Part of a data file
+-------+
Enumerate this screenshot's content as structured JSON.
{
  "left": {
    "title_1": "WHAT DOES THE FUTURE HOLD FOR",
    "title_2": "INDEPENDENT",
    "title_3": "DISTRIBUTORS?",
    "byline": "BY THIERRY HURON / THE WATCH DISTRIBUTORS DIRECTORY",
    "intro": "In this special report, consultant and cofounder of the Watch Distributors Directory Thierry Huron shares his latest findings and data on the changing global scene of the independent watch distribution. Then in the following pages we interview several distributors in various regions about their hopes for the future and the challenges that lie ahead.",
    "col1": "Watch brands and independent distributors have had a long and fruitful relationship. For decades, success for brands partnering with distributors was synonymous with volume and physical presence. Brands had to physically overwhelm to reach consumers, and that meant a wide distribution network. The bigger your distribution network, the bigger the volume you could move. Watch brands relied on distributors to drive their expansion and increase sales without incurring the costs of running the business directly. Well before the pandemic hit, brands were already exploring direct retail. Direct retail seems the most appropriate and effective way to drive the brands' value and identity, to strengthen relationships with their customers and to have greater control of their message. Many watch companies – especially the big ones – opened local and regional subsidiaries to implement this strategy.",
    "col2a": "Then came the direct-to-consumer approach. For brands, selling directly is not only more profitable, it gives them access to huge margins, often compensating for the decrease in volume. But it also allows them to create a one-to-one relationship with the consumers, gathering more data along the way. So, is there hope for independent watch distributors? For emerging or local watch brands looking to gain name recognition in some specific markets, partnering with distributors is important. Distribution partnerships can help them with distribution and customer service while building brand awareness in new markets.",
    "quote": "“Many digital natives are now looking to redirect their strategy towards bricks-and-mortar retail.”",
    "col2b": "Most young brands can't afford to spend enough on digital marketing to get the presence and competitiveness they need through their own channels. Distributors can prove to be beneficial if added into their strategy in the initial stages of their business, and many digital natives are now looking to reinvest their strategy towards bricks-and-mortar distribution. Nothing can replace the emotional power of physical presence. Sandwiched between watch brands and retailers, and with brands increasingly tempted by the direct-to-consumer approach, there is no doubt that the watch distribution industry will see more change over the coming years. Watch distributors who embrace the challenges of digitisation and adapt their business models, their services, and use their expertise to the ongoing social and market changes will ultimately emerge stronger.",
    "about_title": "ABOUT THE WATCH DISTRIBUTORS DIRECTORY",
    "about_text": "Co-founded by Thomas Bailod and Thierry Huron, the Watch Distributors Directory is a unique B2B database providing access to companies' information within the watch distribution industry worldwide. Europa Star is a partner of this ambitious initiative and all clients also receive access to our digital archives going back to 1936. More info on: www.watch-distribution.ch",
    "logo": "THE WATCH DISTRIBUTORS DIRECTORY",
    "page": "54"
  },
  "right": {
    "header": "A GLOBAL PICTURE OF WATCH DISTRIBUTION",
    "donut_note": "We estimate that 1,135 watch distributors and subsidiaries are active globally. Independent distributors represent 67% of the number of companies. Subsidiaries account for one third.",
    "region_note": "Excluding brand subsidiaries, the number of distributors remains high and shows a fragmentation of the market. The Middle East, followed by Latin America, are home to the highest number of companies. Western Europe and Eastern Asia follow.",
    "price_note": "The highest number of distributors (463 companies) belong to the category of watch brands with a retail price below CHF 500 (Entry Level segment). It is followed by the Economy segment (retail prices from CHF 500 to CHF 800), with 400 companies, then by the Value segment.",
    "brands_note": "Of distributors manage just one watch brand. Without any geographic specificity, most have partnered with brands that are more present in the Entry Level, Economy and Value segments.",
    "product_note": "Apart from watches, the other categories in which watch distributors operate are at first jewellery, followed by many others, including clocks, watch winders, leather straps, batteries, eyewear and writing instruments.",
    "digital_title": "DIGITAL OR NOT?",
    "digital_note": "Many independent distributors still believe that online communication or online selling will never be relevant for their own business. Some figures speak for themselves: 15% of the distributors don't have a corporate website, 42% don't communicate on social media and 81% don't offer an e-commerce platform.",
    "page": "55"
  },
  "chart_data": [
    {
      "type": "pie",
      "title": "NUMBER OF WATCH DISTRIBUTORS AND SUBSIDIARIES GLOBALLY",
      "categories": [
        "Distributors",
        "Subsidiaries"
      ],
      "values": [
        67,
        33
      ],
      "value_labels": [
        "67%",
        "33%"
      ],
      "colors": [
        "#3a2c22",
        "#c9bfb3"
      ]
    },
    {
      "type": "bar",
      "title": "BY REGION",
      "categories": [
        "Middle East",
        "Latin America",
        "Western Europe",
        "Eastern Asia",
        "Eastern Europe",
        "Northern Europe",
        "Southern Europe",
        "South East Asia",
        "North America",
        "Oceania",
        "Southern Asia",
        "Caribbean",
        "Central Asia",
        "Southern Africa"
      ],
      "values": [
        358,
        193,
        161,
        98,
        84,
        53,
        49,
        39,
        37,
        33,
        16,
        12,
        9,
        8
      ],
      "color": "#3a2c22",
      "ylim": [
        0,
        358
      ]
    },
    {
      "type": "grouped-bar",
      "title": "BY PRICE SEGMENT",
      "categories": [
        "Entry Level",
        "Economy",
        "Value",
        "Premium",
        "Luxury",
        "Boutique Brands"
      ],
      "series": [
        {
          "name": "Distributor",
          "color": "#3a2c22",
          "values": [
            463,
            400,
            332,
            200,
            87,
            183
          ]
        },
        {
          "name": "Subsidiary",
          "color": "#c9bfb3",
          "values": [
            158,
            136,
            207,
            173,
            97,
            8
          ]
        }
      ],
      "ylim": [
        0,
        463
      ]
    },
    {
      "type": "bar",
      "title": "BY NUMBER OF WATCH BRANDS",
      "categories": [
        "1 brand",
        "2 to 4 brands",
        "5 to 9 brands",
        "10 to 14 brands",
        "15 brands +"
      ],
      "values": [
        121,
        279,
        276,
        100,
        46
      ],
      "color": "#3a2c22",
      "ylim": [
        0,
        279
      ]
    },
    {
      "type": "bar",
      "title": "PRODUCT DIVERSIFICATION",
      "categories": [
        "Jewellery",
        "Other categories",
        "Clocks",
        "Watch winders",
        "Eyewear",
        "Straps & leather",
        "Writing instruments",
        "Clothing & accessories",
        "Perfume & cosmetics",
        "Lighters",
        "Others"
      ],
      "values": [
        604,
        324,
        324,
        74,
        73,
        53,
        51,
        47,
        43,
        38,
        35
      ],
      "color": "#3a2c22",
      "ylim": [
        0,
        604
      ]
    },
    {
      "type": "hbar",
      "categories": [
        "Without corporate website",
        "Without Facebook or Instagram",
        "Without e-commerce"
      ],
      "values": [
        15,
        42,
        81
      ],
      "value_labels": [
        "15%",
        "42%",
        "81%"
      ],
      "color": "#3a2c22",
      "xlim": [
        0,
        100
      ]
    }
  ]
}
+-------+
▸ **EXERCISE DIRECTIONS**:
Quote each line of the listing above exactly.

▸ **FINAL RESULT**:
Enumerate this screenshot's content as structured JSON.
{
  "left": {
    "title_1": "WHAT DOES THE FUTURE HOLD FOR",
    "title_2": "INDEPENDENT",
    "title_3": "DISTRIBUTORS?",
    "byline": "BY THIERRY HURON / THE WATCH DISTRIBUTORS DIRECTORY",
    "intro": "In this special report, consultant and cofounder of the Watch Distributors Directory Thierry Huron shares his latest findings and data on the changing global scene of the independent watch distribution. Then in the following pages we interview several distributors in various regions about their hopes for the future and the challenges that lie ahead.",
    "col1": "Watch brands and independent distributors have had a long and fruitful relationship. For decades, success for brands partnering with distributors was synonymous with volume and physical presence. Brands had to physically overwhelm to reach consumers, and that meant a wide distribution network. The bigger your distribution network, the bigger the volume you could move. Watch brands relied on distributors to drive their expansion and increase sales without incurring the costs of running the business directly. Well before the pandemic hit, brands were already exploring direct retail. Direct retail seems the most appropriate and effective way to drive the brands' value and identity, to strengthen relationships with their customers and to have greater control of their message. Many watch companies – especially the big ones – opened local and regional subsidiaries to implement this strategy.",
    "col2a": "Then came the direct-to-consumer approach. For brands, selling directly is not only more profitable, it gives them access to huge margins, often compensating for the decrease in volume. But it also allows them to create a one-to-one relationship with the consumers, gathering more data along the way. So, is there hope for independent watch distributors? For emerging or local watch brands looking to gain name recognition in some specific markets, partnering with distributors is important. Distribution partnerships can help them with distribution and customer service while building brand awareness in new markets.",
    "quote": "“Many digital natives are now looking to redirect their strategy towards bricks-and-mortar retail.”",
    "col2b": "Most young brands can't afford to spend enough on digital marketing to get the presence and competitiveness they need through their own channels. Distributors can prove to be beneficial if added into their strategy in the initial stages of their business, and many digital natives are now looking to reinvest their strategy towards bricks-and-mortar distribution. Nothing can replace the emotional power of physical presence. Sandwiched between watch brands and retailers, and with brands increasingly tempted by the direct-to-consumer approach, there is no doubt that the watch distribution industry will see more change over the coming years. Watch distributors who embrace the challenges of digitisation and adapt their business models, their services, and use their expertise to the ongoing social and market changes will ultimately emerge stronger.",
    "about_title": "ABOUT THE WATCH DISTRIBUTORS DIRECTORY",
    "about_text": "Co-founded by Thomas Bailod and Thierry Huron, the Watch Distributors Directory is a unique B2B database providing access to companies' information within the watch distribution industry worldwide. Europa Star is a partner of this ambitious initiative and all clients also receive access to our digital archives going back to 1936. More info on: www.watch-distribution.ch",
    "logo": "THE WATCH DISTRIBUTORS DIRECTORY",
    "page": "54"
  },
  "right": {
    "header": "A GLOBAL PICTURE OF WATCH DISTRIBUTION",
    "donut_note": "We estimate that 1,135 watch distributors and subsidiaries are active globally. Independent distributors represent 67% of the number of companies. Subsidiaries account for one third.",
    "region_note": "Excluding brand subsidiaries, the number of distributors remains high and shows a fragmentation of the market. The Middle East, followed by Latin America, are home to the highest number of companies. Western Europe and Eastern Asia follow.",
    "price_note": "The highest number of distributors (463 companies) belong to the category of watch brands with a retail price below CHF 500 (Entry Level segment). It is followed by the Economy segment (retail prices from CHF 500 to CHF 800), with 400 companies, then by the Value segment.",
    "brands_note": "Of distributors manage just one watch brand. Without any geographic specificity, most have partnered with brands that are more present in the Entry Level, Economy and Value segments.",
    "product_note": "Apart from watches, the other categories in which watch distributors operate are at first jewellery, followed by many others, including clocks, watch winders, leather straps, batteries, eyewear and writing instruments.",
    "digital_title": "DIGITAL OR NOT?",
    "digital_note": "Many independent distributors still believe that online communication or online selling will never be relevant for their own business. Some figures speak for themselves: 15% of the distributors don't have a corporate website, 42% don't communicate on social media and 81% don't offer an e-commerce platform.",
    "page": "55"
  },
  "chart_data": [
    {
      "type": "pie",
      "title": "NUMBER OF WATCH DISTRIBUTORS AND SUBSIDIARIES GLOBALLY",
      "categories": [
        "Distributors",
        "Subsidiaries"
      ],
      "values": [
        67,
        33
      ],
      "value_labels": [
        "67%",
        "33%"
      ],
      "colors": [
        "#3a2c22",
        "#c9bfb3"
      ]
    },
    {
      "type": "bar",
      "title": "BY REGION",
      "categories": [
        "Middle East",
        "Latin America",
        "Western Europe",
        "Eastern Asia",
        "Eastern Europe",
        "Northern Europe",
        "Southern Europe",
        "South East Asia",
        "North America",
        "Oceania",
        "Southern Asia",
        "Caribbean",
        "Central Asia",
        "Southern Africa"
      ],
      "values": [
        358,
        193,
        161,
        98,
        84,
        53,
        49,
        39,
        37,
        33,
        16,
        12,
        9,
        8
      ],
      "color": "#3a2c22",
      "ylim": [
        0,
        358
      ]
    },
    {
      "type": "grouped-bar",
      "title": "BY PRICE SEGMENT",
      "categories": [
        "Entry Level",
        "Economy",
        "Value",
        "Premium",
        "Luxury",
        "Boutique Brands"
      ],
      "series": [
        {
          "name": "Distributor",
          "color": "#3a2c22",
          "values": [
            463,
            400,
            332,
            200,
            87,
            183
          ]
        },
        {
          "name": "Subsidiary",
          "color": "#c9bfb3",
          "values": [
            158,
            136,
            207,
            173,
            97,
            8
          ]
        }
      ],
      "ylim": [
        0,
        463
      ]
    },
    {
      "type": "bar",
      "title": "BY NUMBER OF WATCH BRANDS",
      "categories": [
        "1 brand",
        "2 to 4 brands",
        "5 to 9 brands",
        "10 to 14 brands",
        "15 brands +"
      ],
      "values": [
        121,
        279,
        276,
        100,
        46
      ],
      "color": "#3a2c22",
      "ylim": [
        0,
        279
      ]
    },
    {
      "type": "bar",
      "title": "PRODUCT DIVERSIFICATION",
      "categories": [
        "Jewellery",
        "Other categories",
        "Clocks",
        "Watch winders",
        "Eyewear",
        "Straps & leather",
        "Writing instruments",
        "Clothing & accessories",
        "Perfume & cosmetics",
        "Lighters",
        "Others"
      ],
      "values": [
        604,
        324,
        324,
        74,
        73,
        53,
        51,
        47,
        43,
        38,
        35
      ],
      "color": "#3a2c22",
      "ylim": [
        0,
        604
      ]
    },
    {
      "type": "hbar",
      "categories": [
        "Without corporate website",
        "Without Facebook or Instagram",
        "Without e-commerce"
      ],
      "values": [
        15,
        42,
        81
      ],
      "value_labels": [
        "15%",
        "42%",
        "81%"
      ],
      "color": "#3a2c22",
      "xlim": [
        0,
        100
      ]
    }
  ]
}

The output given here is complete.